>> start
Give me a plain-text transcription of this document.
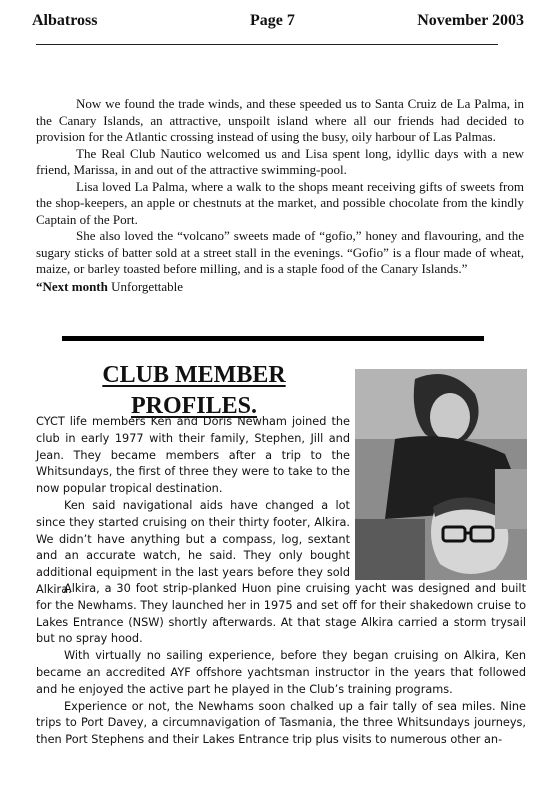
Albatross	Page 7	November 2003

Now we found the trade winds, and these speeded us to Santa Cruiz de La Palma, in the Canary Islands, an attractive, unspoilt island where all our friends had decided to provision for the Atlantic crossing instead of using the busy, oily harbour of Las Palmas.

The Real Club Nautico welcomed us and Lisa spent long, idyllic days with a new friend, Marissa, in and out of the attractive swimming-pool.

Lisa loved La Palma, where a walk to the shops meant receiving gifts of sweets from the shop-keepers, an apple or chestnuts at the market, and possible chocolate from the kindly Captain of the Port.

She also loved the “volcano” sweets made of “gofio,” honey and flavouring, and the sugary sticks of batter sold at a street stall in the evenings. “Gofio” is a flour made of wheat, maize, or barley toasted before milling, and is a staple food of the Canary Islands.”

“Next month Unforgettable

CLUB MEMBER
PROFILES.

CYCT life members Ken and Doris Newham joined the club in early 1977 with their family, Stephen, Jill and Jean. They became members after a trip to the Whitsundays, the first of three they were to take to the now popular tropical destination.

Ken said navigational aids have changed a lot since they started cruising on their thirty footer, Alkira. We didn’t have anything but a compass, log, sextant and an accurate watch, he said. They only bought additional equipment in the last years before they sold Alkira.

Alkira, a 30 foot strip-planked Huon pine cruising yacht was designed and built for the Newhams. They launched her in 1975 and set off for their shakedown cruise to Lakes Entrance (NSW) shortly afterwards. At that stage Alkira carried a storm trysail but no spray hood.

With virtually no sailing experience, before they began cruising on Alkira, Ken became an accredited AYF offshore yachtsman instructor in the years that followed and he enjoyed the active part he played in the Club’s training programs.

Experience or not, the Newhams soon chalked up a fair tally of sea miles. Nine trips to Port Davey, a circumnavigation of Tasmania, the three Whitsundays journeys, then Port Stephens and their Lakes Entrance trip plus visits to numerous other an-
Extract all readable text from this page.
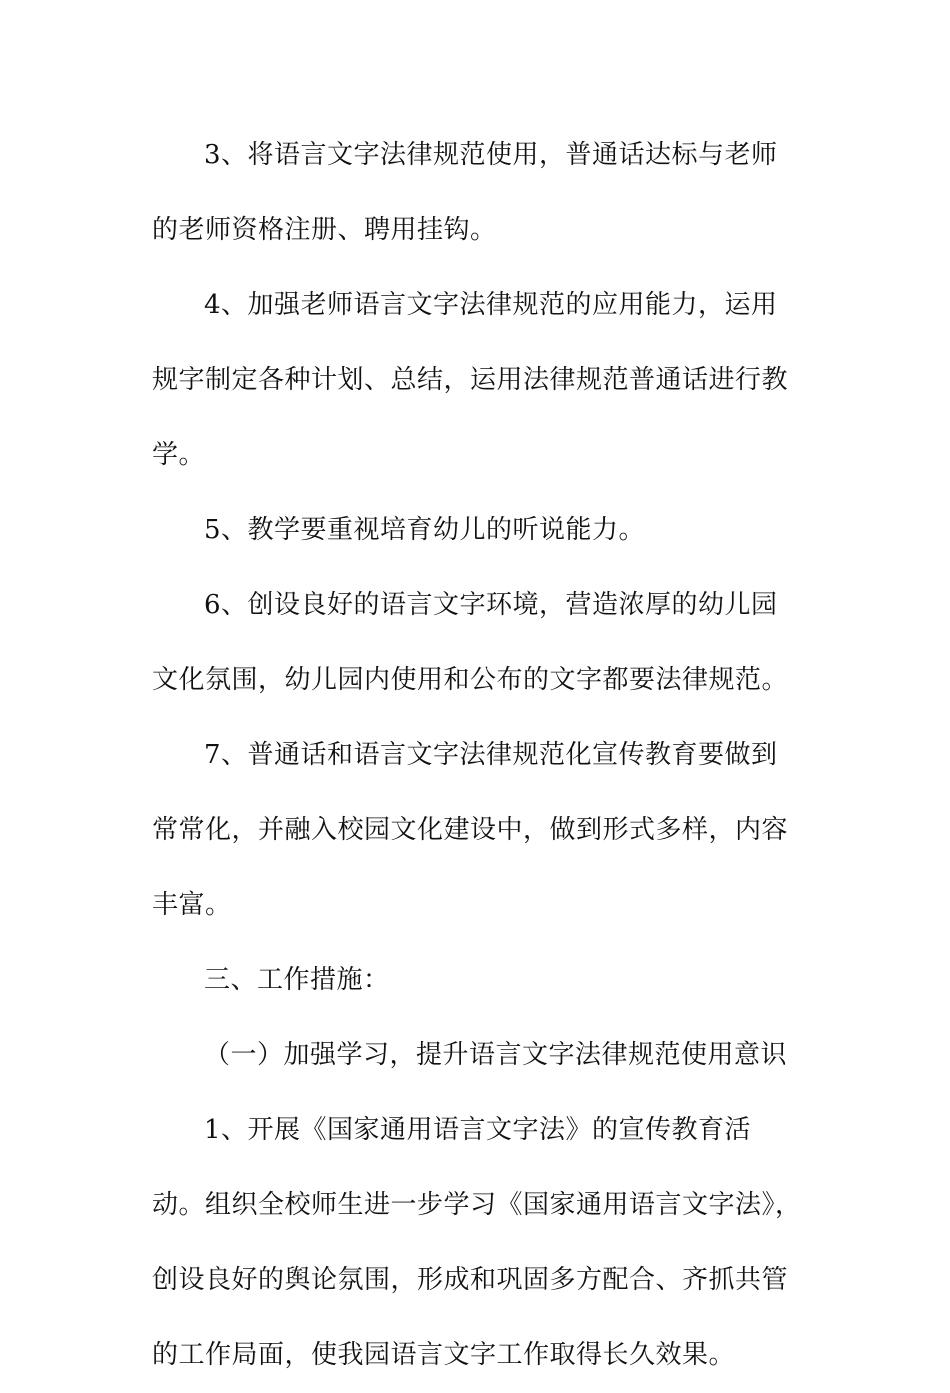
3、将语言文字法律规范使用，普通话达标与老师的老师资格注册、聘用挂钩。

4、加强老师语言文字法律规范的应用能力，运用规字制定各种计划、总结，运用法律规范普通话进行教学。

5、教学要重视培育幼儿的听说能力。

6、创设良好的语言文字环境，营造浓厚的幼儿园文化氛围，幼儿园内使用和公布的文字都要法律规范。

7、普通话和语言文字法律规范化宣传教育要做到常常化，并融入校园文化建设中，做到形式多样，内容丰富。

三、工作措施：

（一）加强学习，提升语言文字法律规范使用意识

1、开展《国家通用语言文字法》的宣传教育活动。组织全校师生进一步学习《国家通用语言文字法》，创设良好的舆论氛围，形成和巩固多方配合、齐抓共管的工作局面，使我园语言文字工作取得长久效果。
>> end
Written problem =>
Select and copy each line from the data that includes the word "years".

Answer to this task =>
Ken said navigational aids have changed a lot since they started cruising on their thirty footer, Alkira. We didn’t have anything but a compass, log, sextant and an accurate watch, he said. They only bought additional equipment in the last years before they sold Alkira.
With virtually no sailing experience, before they began cruising on Alkira, Ken became an accredited AYF offshore yachtsman instructor in the years that followed and he enjoyed the active part he played in the Club’s training programs.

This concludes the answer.